══ Given data

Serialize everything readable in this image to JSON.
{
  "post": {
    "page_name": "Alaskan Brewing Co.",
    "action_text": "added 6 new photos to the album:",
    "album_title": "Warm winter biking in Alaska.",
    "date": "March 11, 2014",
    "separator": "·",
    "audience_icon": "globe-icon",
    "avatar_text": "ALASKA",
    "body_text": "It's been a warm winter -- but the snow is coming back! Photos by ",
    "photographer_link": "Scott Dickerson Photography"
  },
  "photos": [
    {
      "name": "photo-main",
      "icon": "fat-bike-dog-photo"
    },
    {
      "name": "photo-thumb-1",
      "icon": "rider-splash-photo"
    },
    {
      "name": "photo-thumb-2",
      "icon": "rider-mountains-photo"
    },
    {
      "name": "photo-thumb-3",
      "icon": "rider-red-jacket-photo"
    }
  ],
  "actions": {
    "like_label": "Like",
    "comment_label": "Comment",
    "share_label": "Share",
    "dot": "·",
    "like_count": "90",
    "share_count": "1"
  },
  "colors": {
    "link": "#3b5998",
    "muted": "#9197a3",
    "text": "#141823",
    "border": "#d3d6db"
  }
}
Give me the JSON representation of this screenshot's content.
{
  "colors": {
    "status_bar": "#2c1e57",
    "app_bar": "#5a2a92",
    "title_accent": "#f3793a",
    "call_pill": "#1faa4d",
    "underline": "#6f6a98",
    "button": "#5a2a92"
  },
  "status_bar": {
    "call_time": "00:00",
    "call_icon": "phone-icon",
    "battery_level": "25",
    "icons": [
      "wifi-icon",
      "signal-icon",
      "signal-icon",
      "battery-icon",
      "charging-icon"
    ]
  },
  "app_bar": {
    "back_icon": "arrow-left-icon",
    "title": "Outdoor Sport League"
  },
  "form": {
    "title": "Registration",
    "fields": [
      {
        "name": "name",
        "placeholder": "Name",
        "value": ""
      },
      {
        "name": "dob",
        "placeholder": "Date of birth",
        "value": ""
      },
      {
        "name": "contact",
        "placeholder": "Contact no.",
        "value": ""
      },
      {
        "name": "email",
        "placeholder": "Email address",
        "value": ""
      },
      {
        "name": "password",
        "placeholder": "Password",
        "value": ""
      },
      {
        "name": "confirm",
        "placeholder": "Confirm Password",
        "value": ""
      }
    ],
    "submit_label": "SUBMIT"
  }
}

════

Exercise directions -
Please reproduce all of the entries exactly as they stand.

Exercise answer -
Serialize everything readable in this image to JSON.
{
  "post": {
    "page_name": "Alaskan Brewing Co.",
    "action_text": "added 6 new photos to the album:",
    "album_title": "Warm winter biking in Alaska.",
    "date": "March 11, 2014",
    "separator": "·",
    "audience_icon": "globe-icon",
    "avatar_text": "ALASKA",
    "body_text": "It's been a warm winter -- but the snow is coming back! Photos by ",
    "photographer_link": "Scott Dickerson Photography"
  },
  "photos": [
    {
      "name": "photo-main",
      "icon": "fat-bike-dog-photo"
    },
    {
      "name": "photo-thumb-1",
      "icon": "rider-splash-photo"
    },
    {
      "name": "photo-thumb-2",
      "icon": "rider-mountains-photo"
    },
    {
      "name": "photo-thumb-3",
      "icon": "rider-red-jacket-photo"
    }
  ],
  "actions": {
    "like_label": "Like",
    "comment_label": "Comment",
    "share_label": "Share",
    "dot": "·",
    "like_count": "90",
    "share_count": "1"
  },
  "colors": {
    "link": "#3b5998",
    "muted": "#9197a3",
    "text": "#141823",
    "border": "#d3d6db"
  }
}
Give me the JSON representation of this screenshot's content.
{
  "colors": {
    "status_bar": "#2c1e57",
    "app_bar": "#5a2a92",
    "title_accent": "#f3793a",
    "call_pill": "#1faa4d",
    "underline": "#6f6a98",
    "button": "#5a2a92"
  },
  "status_bar": {
    "call_time": "00:00",
    "call_icon": "phone-icon",
    "battery_level": "25",
    "icons": [
      "wifi-icon",
      "signal-icon",
      "signal-icon",
      "battery-icon",
      "charging-icon"
    ]
  },
  "app_bar": {
    "back_icon": "arrow-left-icon",
    "title": "Outdoor Sport League"
  },
  "form": {
    "title": "Registration",
    "fields": [
      {
        "name": "name",
        "placeholder": "Name",
        "value": ""
      },
      {
        "name": "dob",
        "placeholder": "Date of birth",
        "value": ""
      },
      {
        "name": "contact",
        "placeholder": "Contact no.",
        "value": ""
      },
      {
        "name": "email",
        "placeholder": "Email address",
        "value": ""
      },
      {
        "name": "password",
        "placeholder": "Password",
        "value": ""
      },
      {
        "name": "confirm",
        "placeholder": "Confirm Password",
        "value": ""
      }
    ],
    "submit_label": "SUBMIT"
  }
}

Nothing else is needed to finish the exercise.